### GIVEN INSTRUCTION:
Pictures do not belong in the copy; restate the records below word for word.

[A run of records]
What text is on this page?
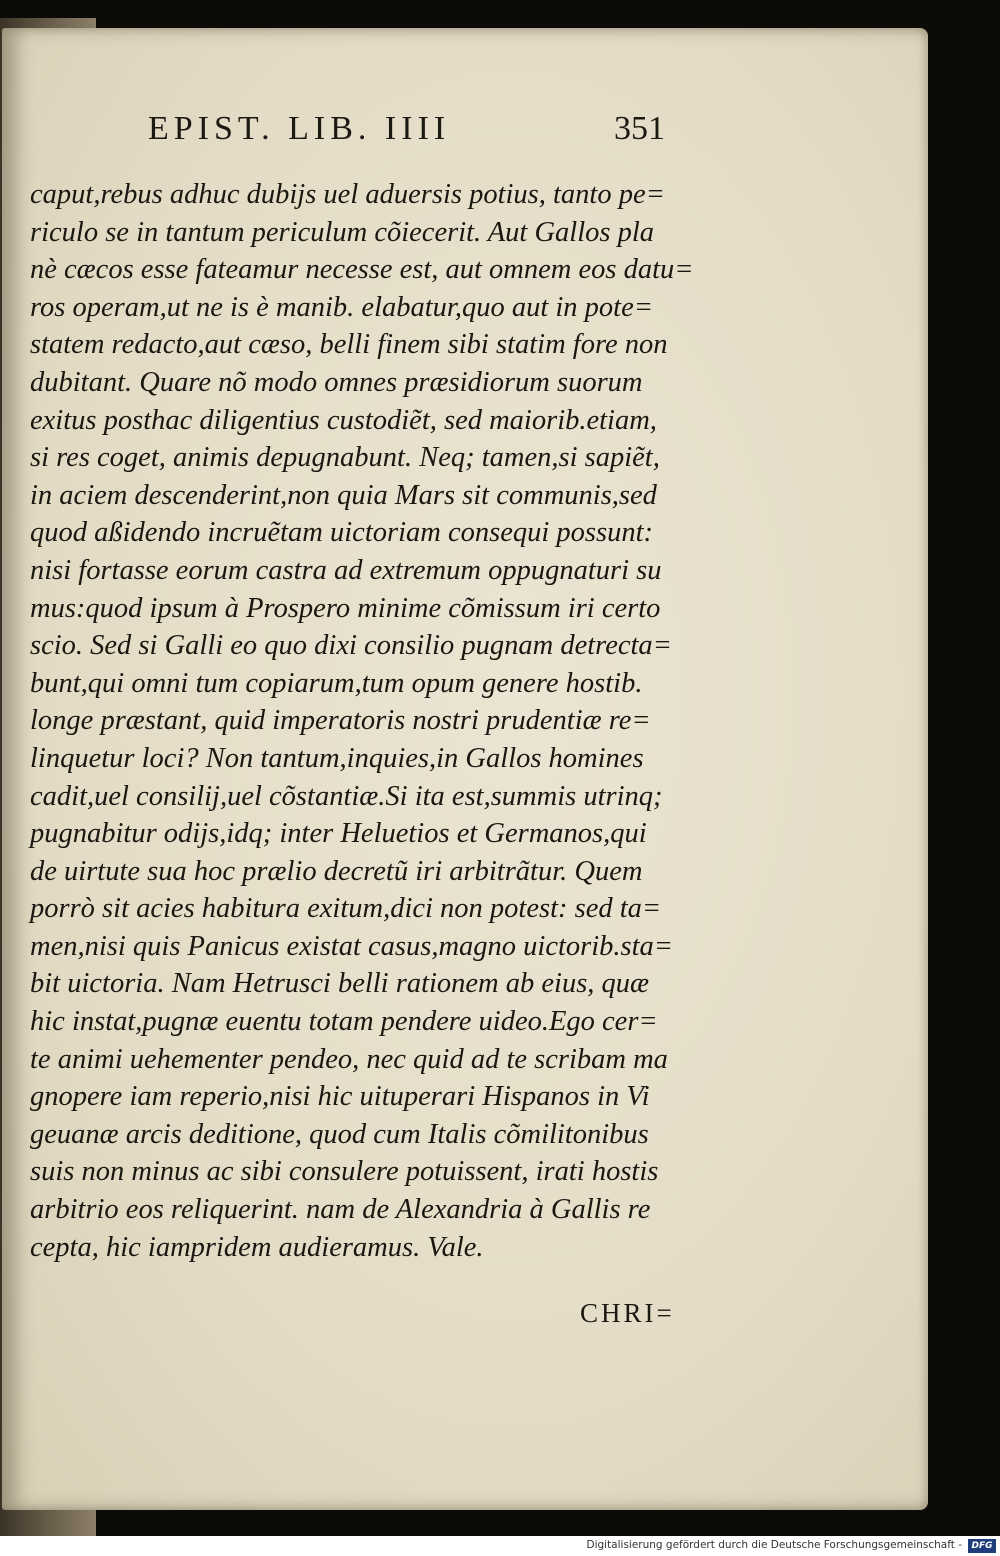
EPIST. LIB. IIII	351
caput,rebus adhuc dubijs uel aduersis potius, tanto pe=
riculo se in tantum periculum cõiecerit. Aut Gallos pla
nè cæcos esse fateamur necesse est, aut omnem eos datu=
ros operam,ut ne is è manib. elabatur,quo aut in pote=
statem redacto,aut cæso, belli finem sibi statim fore non
dubitant. Quare nõ modo omnes præsidiorum suorum
exitus posthac diligentius custodiẽt, sed maiorib.etiam,
si res coget, animis depugnabunt. Neq; tamen,si sapiẽt,
in aciem descenderint,non quia Mars sit communis,sed
quod aßidendo incruẽtam uictoriam consequi possunt:
nisi fortasse eorum castra ad extremum oppugnaturi su
mus:quod ipsum à Prospero minime cõmissum iri certo
scio. Sed si Galli eo quo dixi consilio pugnam detrecta=
bunt,qui omni tum copiarum,tum opum genere hostib.
longe præstant, quid imperatoris nostri prudentiæ re=
linquetur loci? Non tantum,inquies,in Gallos homines
cadit,uel consilij,uel cõstantiæ.Si ita est,summis utrinq;
pugnabitur odijs,idq; inter Heluetios et Germanos,qui
de uirtute sua hoc prælio decretũ iri arbitrãtur. Quem
porrò sit acies habitura exitum,dici non potest: sed ta=
men,nisi quis Panicus existat casus,magno uictorib.sta=
bit uictoria. Nam Hetrusci belli rationem ab eius, quæ
hic instat,pugnæ euentu totam pendere uideo.Ego cer=
te animi uehementer pendeo, nec quid ad te scribam ma
gnopere iam reperio,nisi hic uituperari Hispanos in Vi
geuanæ arcis deditione, quod cum Italis cõmilitonibus
suis non minus ac sibi consulere potuissent, irati hostis
arbitrio eos reliquerint. nam de Alexandria à Gallis re
cepta, hic iampridem audieramus. Vale.
CHRI=
Digitalisierung gefördert durch die Deutsche Forschungsgemeinschaft -	DFG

### FINAL RESULT:
What text is on this page?
EPIST. LIB. IIII	351
caput,rebus adhuc dubijs uel aduersis potius, tanto pe=
riculo se in tantum periculum cõiecerit. Aut Gallos pla
nè cæcos esse fateamur necesse est, aut omnem eos datu=
ros operam,ut ne is è manib. elabatur,quo aut in pote=
statem redacto,aut cæso, belli finem sibi statim fore non
dubitant. Quare nõ modo omnes præsidiorum suorum
exitus posthac diligentius custodiẽt, sed maiorib.etiam,
si res coget, animis depugnabunt. Neq; tamen,si sapiẽt,
in aciem descenderint,non quia Mars sit communis,sed
quod aßidendo incruẽtam uictoriam consequi possunt:
nisi fortasse eorum castra ad extremum oppugnaturi su
mus:quod ipsum à Prospero minime cõmissum iri certo
scio. Sed si Galli eo quo dixi consilio pugnam detrecta=
bunt,qui omni tum copiarum,tum opum genere hostib.
longe præstant, quid imperatoris nostri prudentiæ re=
linquetur loci? Non tantum,inquies,in Gallos homines
cadit,uel consilij,uel cõstantiæ.Si ita est,summis utrinq;
pugnabitur odijs,idq; inter Heluetios et Germanos,qui
de uirtute sua hoc prælio decretũ iri arbitrãtur. Quem
porrò sit acies habitura exitum,dici non potest: sed ta=
men,nisi quis Panicus existat casus,magno uictorib.sta=
bit uictoria. Nam Hetrusci belli rationem ab eius, quæ
hic instat,pugnæ euentu totam pendere uideo.Ego cer=
te animi uehementer pendeo, nec quid ad te scribam ma
gnopere iam reperio,nisi hic uituperari Hispanos in Vi
geuanæ arcis deditione, quod cum Italis cõmilitonibus
suis non minus ac sibi consulere potuissent, irati hostis
arbitrio eos reliquerint. nam de Alexandria à Gallis re
cepta, hic iampridem audieramus. Vale.
CHRI=
Digitalisierung gefördert durch die Deutsche Forschungsgemeinschaft -	DFG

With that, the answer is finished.